(Extracted data entries)
* * * * * * *
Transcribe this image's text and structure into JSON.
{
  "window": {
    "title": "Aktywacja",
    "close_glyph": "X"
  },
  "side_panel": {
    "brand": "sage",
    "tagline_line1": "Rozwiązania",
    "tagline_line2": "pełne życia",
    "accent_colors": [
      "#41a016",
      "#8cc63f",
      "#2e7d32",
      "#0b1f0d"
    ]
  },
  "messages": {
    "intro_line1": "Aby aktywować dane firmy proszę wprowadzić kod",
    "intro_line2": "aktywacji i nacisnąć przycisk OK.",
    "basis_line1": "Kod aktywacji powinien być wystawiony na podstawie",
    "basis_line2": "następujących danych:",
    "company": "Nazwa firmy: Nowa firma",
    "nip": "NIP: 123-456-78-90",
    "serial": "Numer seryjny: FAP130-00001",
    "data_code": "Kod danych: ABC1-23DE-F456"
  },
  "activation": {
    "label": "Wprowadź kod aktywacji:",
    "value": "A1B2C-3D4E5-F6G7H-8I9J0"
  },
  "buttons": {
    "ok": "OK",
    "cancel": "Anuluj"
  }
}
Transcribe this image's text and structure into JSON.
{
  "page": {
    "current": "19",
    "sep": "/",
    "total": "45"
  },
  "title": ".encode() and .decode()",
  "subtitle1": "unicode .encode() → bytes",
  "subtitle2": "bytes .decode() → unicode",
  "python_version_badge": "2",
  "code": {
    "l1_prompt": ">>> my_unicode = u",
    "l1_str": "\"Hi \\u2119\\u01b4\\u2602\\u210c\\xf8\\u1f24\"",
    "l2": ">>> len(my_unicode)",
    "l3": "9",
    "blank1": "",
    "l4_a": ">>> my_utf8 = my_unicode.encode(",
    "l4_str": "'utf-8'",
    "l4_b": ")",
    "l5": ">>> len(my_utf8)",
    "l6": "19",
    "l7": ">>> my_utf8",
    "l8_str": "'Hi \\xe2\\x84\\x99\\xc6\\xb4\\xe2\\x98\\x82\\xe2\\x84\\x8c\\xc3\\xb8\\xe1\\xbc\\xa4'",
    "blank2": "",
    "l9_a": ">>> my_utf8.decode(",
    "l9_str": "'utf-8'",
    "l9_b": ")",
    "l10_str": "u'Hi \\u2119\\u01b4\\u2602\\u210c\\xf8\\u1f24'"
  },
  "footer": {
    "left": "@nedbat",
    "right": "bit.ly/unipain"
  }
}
* * * * * * *
Return the whole listing exactly.

_Written answer_
Transcribe this image's text and structure into JSON.
{
  "window": {
    "title": "Aktywacja",
    "close_glyph": "X"
  },
  "side_panel": {
    "brand": "sage",
    "tagline_line1": "Rozwiązania",
    "tagline_line2": "pełne życia",
    "accent_colors": [
      "#41a016",
      "#8cc63f",
      "#2e7d32",
      "#0b1f0d"
    ]
  },
  "messages": {
    "intro_line1": "Aby aktywować dane firmy proszę wprowadzić kod",
    "intro_line2": "aktywacji i nacisnąć przycisk OK.",
    "basis_line1": "Kod aktywacji powinien być wystawiony na podstawie",
    "basis_line2": "następujących danych:",
    "company": "Nazwa firmy: Nowa firma",
    "nip": "NIP: 123-456-78-90",
    "serial": "Numer seryjny: FAP130-00001",
    "data_code": "Kod danych: ABC1-23DE-F456"
  },
  "activation": {
    "label": "Wprowadź kod aktywacji:",
    "value": "A1B2C-3D4E5-F6G7H-8I9J0"
  },
  "buttons": {
    "ok": "OK",
    "cancel": "Anuluj"
  }
}
Transcribe this image's text and structure into JSON.
{
  "page": {
    "current": "19",
    "sep": "/",
    "total": "45"
  },
  "title": ".encode() and .decode()",
  "subtitle1": "unicode .encode() → bytes",
  "subtitle2": "bytes .decode() → unicode",
  "python_version_badge": "2",
  "code": {
    "l1_prompt": ">>> my_unicode = u",
    "l1_str": "\"Hi \\u2119\\u01b4\\u2602\\u210c\\xf8\\u1f24\"",
    "l2": ">>> len(my_unicode)",
    "l3": "9",
    "blank1": "",
    "l4_a": ">>> my_utf8 = my_unicode.encode(",
    "l4_str": "'utf-8'",
    "l4_b": ")",
    "l5": ">>> len(my_utf8)",
    "l6": "19",
    "l7": ">>> my_utf8",
    "l8_str": "'Hi \\xe2\\x84\\x99\\xc6\\xb4\\xe2\\x98\\x82\\xe2\\x84\\x8c\\xc3\\xb8\\xe1\\xbc\\xa4'",
    "blank2": "",
    "l9_a": ">>> my_utf8.decode(",
    "l9_str": "'utf-8'",
    "l9_b": ")",
    "l10_str": "u'Hi \\u2119\\u01b4\\u2602\\u210c\\xf8\\u1f24'"
  },
  "footer": {
    "left": "@nedbat",
    "right": "bit.ly/unipain"
  }
}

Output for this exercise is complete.